[YOUR INSTRUCTIONS]: Copy out all of the material exactly as presented.

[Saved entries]
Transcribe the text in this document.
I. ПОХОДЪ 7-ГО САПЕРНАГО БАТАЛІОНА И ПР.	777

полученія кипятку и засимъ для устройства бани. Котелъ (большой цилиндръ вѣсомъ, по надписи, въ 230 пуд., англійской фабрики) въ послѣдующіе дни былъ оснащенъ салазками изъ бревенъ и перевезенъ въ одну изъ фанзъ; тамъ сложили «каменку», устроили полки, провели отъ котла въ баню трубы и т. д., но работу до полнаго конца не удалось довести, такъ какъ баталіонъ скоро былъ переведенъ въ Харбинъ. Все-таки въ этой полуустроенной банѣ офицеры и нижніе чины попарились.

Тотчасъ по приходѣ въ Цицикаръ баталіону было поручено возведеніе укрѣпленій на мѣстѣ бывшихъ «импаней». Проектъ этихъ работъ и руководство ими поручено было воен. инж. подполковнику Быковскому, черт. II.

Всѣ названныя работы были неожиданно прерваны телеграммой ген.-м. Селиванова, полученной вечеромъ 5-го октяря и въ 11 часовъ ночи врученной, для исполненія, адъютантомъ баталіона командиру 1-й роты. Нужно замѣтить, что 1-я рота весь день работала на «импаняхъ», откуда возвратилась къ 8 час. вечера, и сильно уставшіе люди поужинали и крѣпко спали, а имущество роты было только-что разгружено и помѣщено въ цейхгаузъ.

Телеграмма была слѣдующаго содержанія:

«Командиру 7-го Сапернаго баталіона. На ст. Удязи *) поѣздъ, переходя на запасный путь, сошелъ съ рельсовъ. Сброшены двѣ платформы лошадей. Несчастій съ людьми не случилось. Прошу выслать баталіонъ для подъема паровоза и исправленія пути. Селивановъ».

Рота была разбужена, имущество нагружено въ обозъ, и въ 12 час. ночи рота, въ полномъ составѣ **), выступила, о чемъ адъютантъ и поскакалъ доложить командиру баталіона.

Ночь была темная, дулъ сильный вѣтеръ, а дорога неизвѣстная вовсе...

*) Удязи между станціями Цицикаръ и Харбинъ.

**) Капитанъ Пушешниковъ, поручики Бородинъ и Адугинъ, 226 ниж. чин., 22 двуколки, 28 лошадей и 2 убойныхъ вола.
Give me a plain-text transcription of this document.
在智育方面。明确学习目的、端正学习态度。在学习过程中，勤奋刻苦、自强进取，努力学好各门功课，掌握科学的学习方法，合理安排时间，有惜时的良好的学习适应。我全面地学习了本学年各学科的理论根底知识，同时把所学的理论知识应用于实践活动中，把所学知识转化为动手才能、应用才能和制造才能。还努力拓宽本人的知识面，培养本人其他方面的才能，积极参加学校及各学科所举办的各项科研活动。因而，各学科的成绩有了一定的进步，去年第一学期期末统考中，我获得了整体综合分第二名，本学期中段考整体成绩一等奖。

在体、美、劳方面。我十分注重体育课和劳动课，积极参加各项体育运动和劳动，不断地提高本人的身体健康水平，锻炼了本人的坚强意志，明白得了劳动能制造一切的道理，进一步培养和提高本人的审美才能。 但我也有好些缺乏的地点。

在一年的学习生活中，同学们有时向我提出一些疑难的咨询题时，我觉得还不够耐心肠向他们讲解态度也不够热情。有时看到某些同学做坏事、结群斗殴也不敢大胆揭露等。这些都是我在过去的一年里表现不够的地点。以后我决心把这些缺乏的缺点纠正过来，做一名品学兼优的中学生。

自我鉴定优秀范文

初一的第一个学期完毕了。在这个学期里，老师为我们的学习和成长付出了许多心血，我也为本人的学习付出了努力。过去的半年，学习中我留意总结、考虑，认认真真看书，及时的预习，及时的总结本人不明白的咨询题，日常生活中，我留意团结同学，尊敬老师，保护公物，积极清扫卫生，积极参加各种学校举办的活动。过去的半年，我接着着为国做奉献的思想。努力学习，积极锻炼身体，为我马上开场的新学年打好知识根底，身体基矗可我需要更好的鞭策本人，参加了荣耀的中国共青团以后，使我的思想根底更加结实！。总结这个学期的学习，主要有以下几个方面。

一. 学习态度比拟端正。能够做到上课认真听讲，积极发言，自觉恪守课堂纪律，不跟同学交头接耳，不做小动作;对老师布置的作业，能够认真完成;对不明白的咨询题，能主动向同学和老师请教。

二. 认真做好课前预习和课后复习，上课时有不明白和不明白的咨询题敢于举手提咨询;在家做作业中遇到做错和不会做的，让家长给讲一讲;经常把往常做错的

[CORRECT RESULT]:
Transcribe the text in this document.
I. ПОХОДЪ 7-ГО САПЕРНАГО БАТАЛІОНА И ПР.	777

полученія кипятку и засимъ для устройства бани. Котелъ (большой цилиндръ вѣсомъ, по надписи, въ 230 пуд., англійской фабрики) въ послѣдующіе дни былъ оснащенъ салазками изъ бревенъ и перевезенъ въ одну изъ фанзъ; тамъ сложили «каменку», устроили полки, провели отъ котла въ баню трубы и т. д., но работу до полнаго конца не удалось довести, такъ какъ баталіонъ скоро былъ переведенъ въ Харбинъ. Все-таки въ этой полуустроенной банѣ офицеры и нижніе чины попарились.

Тотчасъ по приходѣ въ Цицикаръ баталіону было поручено возведеніе укрѣпленій на мѣстѣ бывшихъ «импаней». Проектъ этихъ работъ и руководство ими поручено было воен. инж. подполковнику Быковскому, черт. II.

Всѣ названныя работы были неожиданно прерваны телеграммой ген.-м. Селиванова, полученной вечеромъ 5-го октяря и въ 11 часовъ ночи врученной, для исполненія, адъютантомъ баталіона командиру 1-й роты. Нужно замѣтить, что 1-я рота весь день работала на «импаняхъ», откуда возвратилась къ 8 час. вечера, и сильно уставшіе люди поужинали и крѣпко спали, а имущество роты было только-что разгружено и помѣщено въ цейхгаузъ.

Телеграмма была слѣдующаго содержанія:

«Командиру 7-го Сапернаго баталіона. На ст. Удязи *) поѣздъ, переходя на запасный путь, сошелъ съ рельсовъ. Сброшены двѣ платформы лошадей. Несчастій съ людьми не случилось. Прошу выслать баталіонъ для подъема паровоза и исправленія пути. Селивановъ».

Рота была разбужена, имущество нагружено въ обозъ, и въ 12 час. ночи рота, въ полномъ составѣ **), выступила, о чемъ адъютантъ и поскакалъ доложить командиру баталіона.

Ночь была темная, дулъ сильный вѣтеръ, а дорога неизвѣстная вовсе...

*) Удязи между станціями Цицикаръ и Харбинъ.

**) Капитанъ Пушешниковъ, поручики Бородинъ и Адугинъ, 226 ниж. чин., 22 двуколки, 28 лошадей и 2 убойныхъ вола.
Give me a plain-text transcription of this document.
在智育方面。明确学习目的、端正学习态度。在学习过程中，勤奋刻苦、自强进取，努力学好各门功课，掌握科学的学习方法，合理安排时间，有惜时的良好的学习适应。我全面地学习了本学年各学科的理论根底知识，同时把所学的理论知识应用于实践活动中，把所学知识转化为动手才能、应用才能和制造才能。还努力拓宽本人的知识面，培养本人其他方面的才能，积极参加学校及各学科所举办的各项科研活动。因而，各学科的成绩有了一定的进步，去年第一学期期末统考中，我获得了整体综合分第二名，本学期中段考整体成绩一等奖。

在体、美、劳方面。我十分注重体育课和劳动课，积极参加各项体育运动和劳动，不断地提高本人的身体健康水平，锻炼了本人的坚强意志，明白得了劳动能制造一切的道理，进一步培养和提高本人的审美才能。 但我也有好些缺乏的地点。

在一年的学习生活中，同学们有时向我提出一些疑难的咨询题时，我觉得还不够耐心肠向他们讲解态度也不够热情。有时看到某些同学做坏事、结群斗殴也不敢大胆揭露等。这些都是我在过去的一年里表现不够的地点。以后我决心把这些缺乏的缺点纠正过来，做一名品学兼优的中学生。

自我鉴定优秀范文

初一的第一个学期完毕了。在这个学期里，老师为我们的学习和成长付出了许多心血，我也为本人的学习付出了努力。过去的半年，学习中我留意总结、考虑，认认真真看书，及时的预习，及时的总结本人不明白的咨询题，日常生活中，我留意团结同学，尊敬老师，保护公物，积极清扫卫生，积极参加各种学校举办的活动。过去的半年，我接着着为国做奉献的思想。努力学习，积极锻炼身体，为我马上开场的新学年打好知识根底，身体基矗可我需要更好的鞭策本人，参加了荣耀的中国共青团以后，使我的思想根底更加结实！。总结这个学期的学习，主要有以下几个方面。

一. 学习态度比拟端正。能够做到上课认真听讲，积极发言，自觉恪守课堂纪律，不跟同学交头接耳，不做小动作;对老师布置的作业，能够认真完成;对不明白的咨询题，能主动向同学和老师请教。

二. 认真做好课前预习和课后复习，上课时有不明白和不明白的咨询题敢于举手提咨询;在家做作业中遇到做错和不会做的，让家长给讲一讲;经常把往常做错的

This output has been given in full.